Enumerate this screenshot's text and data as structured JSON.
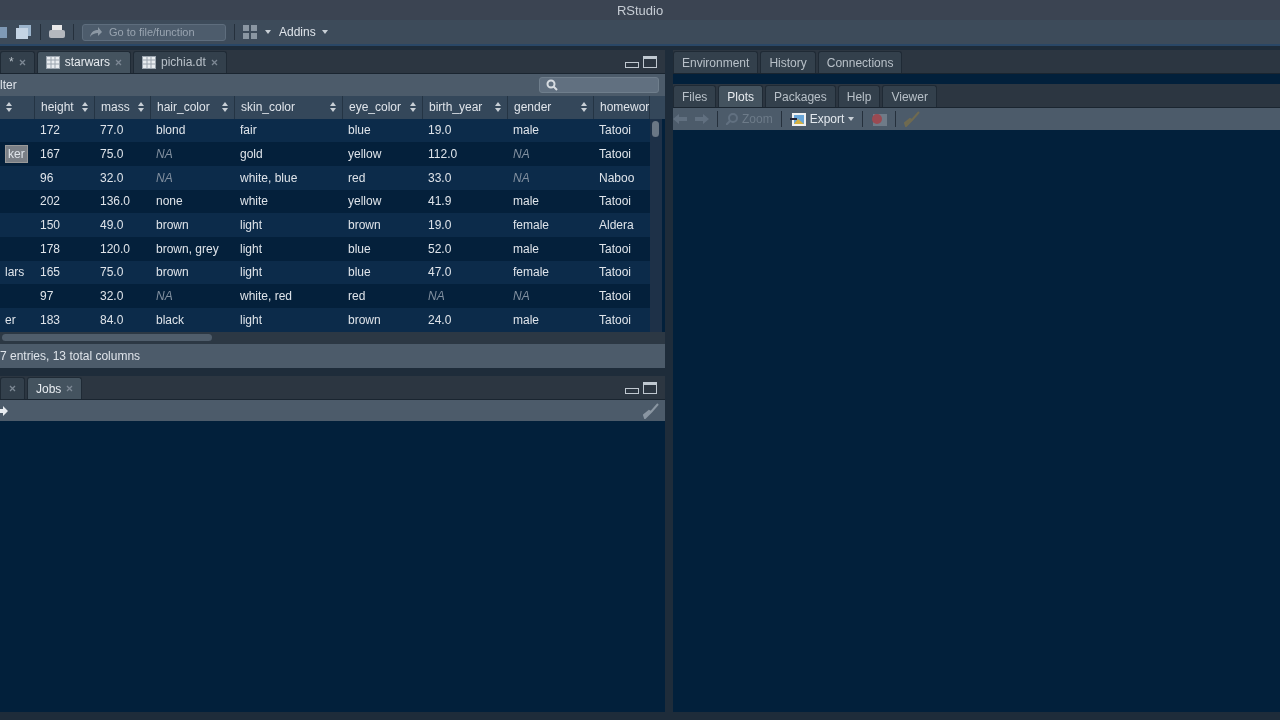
{
  "window": {
    "title": "RStudio"
  },
  "toolbar": {
    "goto_placeholder": "Go to file/function",
    "addins": "Addins"
  },
  "source_pane": {
    "tabs": [
      {
        "label": "*",
        "selected": false
      },
      {
        "label": "starwars",
        "selected": true
      },
      {
        "label": "pichia.dt",
        "selected": false
      }
    ],
    "filter_label": "lter",
    "columns": [
      "height",
      "mass",
      "hair_color",
      "skin_color",
      "eye_color",
      "birth_year",
      "gender",
      "homewor"
    ],
    "rows": [
      {
        "cells": [
          "172",
          "77.0",
          "blond",
          "fair",
          "blue",
          "19.0",
          "male",
          "Tatooi"
        ]
      },
      {
        "name": "ker",
        "name_selected": true,
        "cells": [
          "167",
          "75.0",
          {
            "text": "NA",
            "missing": true
          },
          "gold",
          "yellow",
          "112.0",
          {
            "text": "NA",
            "missing": true
          },
          "Tatooi"
        ]
      },
      {
        "cells": [
          "96",
          "32.0",
          {
            "text": "NA",
            "missing": true
          },
          "white, blue",
          "red",
          "33.0",
          {
            "text": "NA",
            "missing": true
          },
          "Naboo"
        ]
      },
      {
        "cells": [
          "202",
          "136.0",
          "none",
          "white",
          "yellow",
          "41.9",
          "male",
          "Tatooi"
        ]
      },
      {
        "cells": [
          "150",
          "49.0",
          "brown",
          "light",
          "brown",
          "19.0",
          "female",
          "Aldera"
        ]
      },
      {
        "cells": [
          "178",
          "120.0",
          "brown, grey",
          "light",
          "blue",
          "52.0",
          "male",
          "Tatooi"
        ]
      },
      {
        "name": "lars",
        "name_selected": false,
        "cells": [
          "165",
          "75.0",
          "brown",
          "light",
          "blue",
          "47.0",
          "female",
          "Tatooi"
        ]
      },
      {
        "cells": [
          "97",
          "32.0",
          {
            "text": "NA",
            "missing": true
          },
          "white, red",
          "red",
          {
            "text": "NA",
            "missing": true
          },
          {
            "text": "NA",
            "missing": true
          },
          "Tatooi"
        ]
      },
      {
        "name": "er",
        "name_selected": false,
        "cells": [
          "183",
          "84.0",
          "black",
          "light",
          "brown",
          "24.0",
          "male",
          "Tatooi"
        ]
      }
    ],
    "status": "7 entries, 13 total columns"
  },
  "console_pane": {
    "tabs": [
      {
        "selected": false
      },
      {
        "label": "Jobs",
        "selected": true
      }
    ]
  },
  "env_pane": {
    "tabs": [
      {
        "label": "Environment",
        "selected": false
      },
      {
        "label": "History",
        "selected": false
      },
      {
        "label": "Connections",
        "selected": false
      }
    ]
  },
  "files_pane": {
    "tabs": [
      {
        "label": "Files",
        "selected": false
      },
      {
        "label": "Plots",
        "selected": true
      },
      {
        "label": "Packages",
        "selected": false
      },
      {
        "label": "Help",
        "selected": false
      },
      {
        "label": "Viewer",
        "selected": false
      }
    ],
    "zoom": "Zoom",
    "export": "Export"
  }
}
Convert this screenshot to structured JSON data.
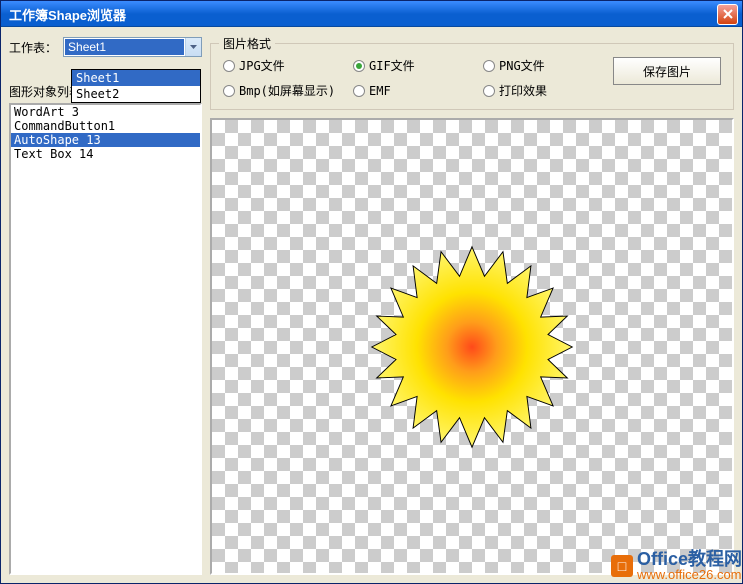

#####

§ Task: Omitting all images, print the listing exactly.

§ Complete output:
Enumerate this screenshot's text and data as structured JSON.
{
  "window": {
    "title": "RStudio"
  },
  "toolbar": {
    "goto_placeholder": "Go to file/function",
    "addins": "Addins"
  },
  "source_pane": {
    "tabs": [
      {
        "label": "*",
        "selected": false
      },
      {
        "label": "starwars",
        "selected": true
      },
      {
        "label": "pichia.dt",
        "selected": false
      }
    ],
    "filter_label": "lter",
    "columns": [
      "height",
      "mass",
      "hair_color",
      "skin_color",
      "eye_color",
      "birth_year",
      "gender",
      "homewor"
    ],
    "rows": [
      {
        "cells": [
          "172",
          "77.0",
          "blond",
          "fair",
          "blue",
          "19.0",
          "male",
          "Tatooi"
        ]
      },
      {
        "name": "ker",
        "name_selected": true,
        "cells": [
          "167",
          "75.0",
          {
            "text": "NA",
            "missing": true
          },
          "gold",
          "yellow",
          "112.0",
          {
            "text": "NA",
            "missing": true
          },
          "Tatooi"
        ]
      },
      {
        "cells": [
          "96",
          "32.0",
          {
            "text": "NA",
            "missing": true
          },
          "white, blue",
          "red",
          "33.0",
          {
            "text": "NA",
            "missing": true
          },
          "Naboo"
        ]
      },
      {
        "cells": [
          "202",
          "136.0",
          "none",
          "white",
          "yellow",
          "41.9",
          "male",
          "Tatooi"
        ]
      },
      {
        "cells": [
          "150",
          "49.0",
          "brown",
          "light",
          "brown",
          "19.0",
          "female",
          "Aldera"
        ]
      },
      {
        "cells": [
          "178",
          "120.0",
          "brown, grey",
          "light",
          "blue",
          "52.0",
          "male",
          "Tatooi"
        ]
      },
      {
        "name": "lars",
        "name_selected": false,
        "cells": [
          "165",
          "75.0",
          "brown",
          "light",
          "blue",
          "47.0",
          "female",
          "Tatooi"
        ]
      },
      {
        "cells": [
          "97",
          "32.0",
          {
            "text": "NA",
            "missing": true
          },
          "white, red",
          "red",
          {
            "text": "NA",
            "missing": true
          },
          {
            "text": "NA",
            "missing": true
          },
          "Tatooi"
        ]
      },
      {
        "name": "er",
        "name_selected": false,
        "cells": [
          "183",
          "84.0",
          "black",
          "light",
          "brown",
          "24.0",
          "male",
          "Tatooi"
        ]
      }
    ],
    "status": "7 entries, 13 total columns"
  },
  "console_pane": {
    "tabs": [
      {
        "selected": false
      },
      {
        "label": "Jobs",
        "selected": true
      }
    ]
  },
  "env_pane": {
    "tabs": [
      {
        "label": "Environment",
        "selected": false
      },
      {
        "label": "History",
        "selected": false
      },
      {
        "label": "Connections",
        "selected": false
      }
    ]
  },
  "files_pane": {
    "tabs": [
      {
        "label": "Files",
        "selected": false
      },
      {
        "label": "Plots",
        "selected": true
      },
      {
        "label": "Packages",
        "selected": false
      },
      {
        "label": "Help",
        "selected": false
      },
      {
        "label": "Viewer",
        "selected": false
      }
    ],
    "zoom": "Zoom",
    "export": "Export"
  }
}
Convert this screenshot to structured JSON data.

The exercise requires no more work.